** begin Source material **
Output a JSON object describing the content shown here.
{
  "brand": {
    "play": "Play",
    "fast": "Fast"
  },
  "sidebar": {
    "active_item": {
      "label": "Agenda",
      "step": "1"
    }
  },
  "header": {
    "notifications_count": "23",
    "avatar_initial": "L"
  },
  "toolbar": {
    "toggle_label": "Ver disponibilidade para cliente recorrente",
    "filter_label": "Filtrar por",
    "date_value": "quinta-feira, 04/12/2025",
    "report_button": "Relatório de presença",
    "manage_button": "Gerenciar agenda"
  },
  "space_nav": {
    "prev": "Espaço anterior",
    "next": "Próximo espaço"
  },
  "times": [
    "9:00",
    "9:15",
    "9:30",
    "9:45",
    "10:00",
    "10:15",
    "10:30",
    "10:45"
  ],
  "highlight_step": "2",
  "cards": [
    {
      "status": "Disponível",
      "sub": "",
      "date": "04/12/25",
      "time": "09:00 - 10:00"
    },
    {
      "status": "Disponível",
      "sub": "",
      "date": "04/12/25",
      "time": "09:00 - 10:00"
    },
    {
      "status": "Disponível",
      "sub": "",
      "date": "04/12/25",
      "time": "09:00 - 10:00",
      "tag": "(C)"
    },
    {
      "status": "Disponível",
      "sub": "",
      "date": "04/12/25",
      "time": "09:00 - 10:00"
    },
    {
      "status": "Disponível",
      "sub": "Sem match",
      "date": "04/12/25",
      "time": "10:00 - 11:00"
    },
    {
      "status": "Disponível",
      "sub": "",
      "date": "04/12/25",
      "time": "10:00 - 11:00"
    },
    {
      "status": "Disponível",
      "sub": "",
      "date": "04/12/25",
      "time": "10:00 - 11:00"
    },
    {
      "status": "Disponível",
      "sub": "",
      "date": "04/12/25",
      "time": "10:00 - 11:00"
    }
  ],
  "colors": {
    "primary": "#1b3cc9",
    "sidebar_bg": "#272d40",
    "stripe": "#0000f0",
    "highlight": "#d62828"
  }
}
** end Source material **
Given instruction:
Word for word, restate all of the data shown above.

Correct response:
Output a JSON object describing the content shown here.
{
  "brand": {
    "play": "Play",
    "fast": "Fast"
  },
  "sidebar": {
    "active_item": {
      "label": "Agenda",
      "step": "1"
    }
  },
  "header": {
    "notifications_count": "23",
    "avatar_initial": "L"
  },
  "toolbar": {
    "toggle_label": "Ver disponibilidade para cliente recorrente",
    "filter_label": "Filtrar por",
    "date_value": "quinta-feira, 04/12/2025",
    "report_button": "Relatório de presença",
    "manage_button": "Gerenciar agenda"
  },
  "space_nav": {
    "prev": "Espaço anterior",
    "next": "Próximo espaço"
  },
  "times": [
    "9:00",
    "9:15",
    "9:30",
    "9:45",
    "10:00",
    "10:15",
    "10:30",
    "10:45"
  ],
  "highlight_step": "2",
  "cards": [
    {
      "status": "Disponível",
      "sub": "",
      "date": "04/12/25",
      "time": "09:00 - 10:00"
    },
    {
      "status": "Disponível",
      "sub": "",
      "date": "04/12/25",
      "time": "09:00 - 10:00"
    },
    {
      "status": "Disponível",
      "sub": "",
      "date": "04/12/25",
      "time": "09:00 - 10:00",
      "tag": "(C)"
    },
    {
      "status": "Disponível",
      "sub": "",
      "date": "04/12/25",
      "time": "09:00 - 10:00"
    },
    {
      "status": "Disponível",
      "sub": "Sem match",
      "date": "04/12/25",
      "time": "10:00 - 11:00"
    },
    {
      "status": "Disponível",
      "sub": "",
      "date": "04/12/25",
      "time": "10:00 - 11:00"
    },
    {
      "status": "Disponível",
      "sub": "",
      "date": "04/12/25",
      "time": "10:00 - 11:00"
    },
    {
      "status": "Disponível",
      "sub": "",
      "date": "04/12/25",
      "time": "10:00 - 11:00"
    }
  ],
  "colors": {
    "primary": "#1b3cc9",
    "sidebar_bg": "#272d40",
    "stripe": "#0000f0",
    "highlight": "#d62828"
  }
}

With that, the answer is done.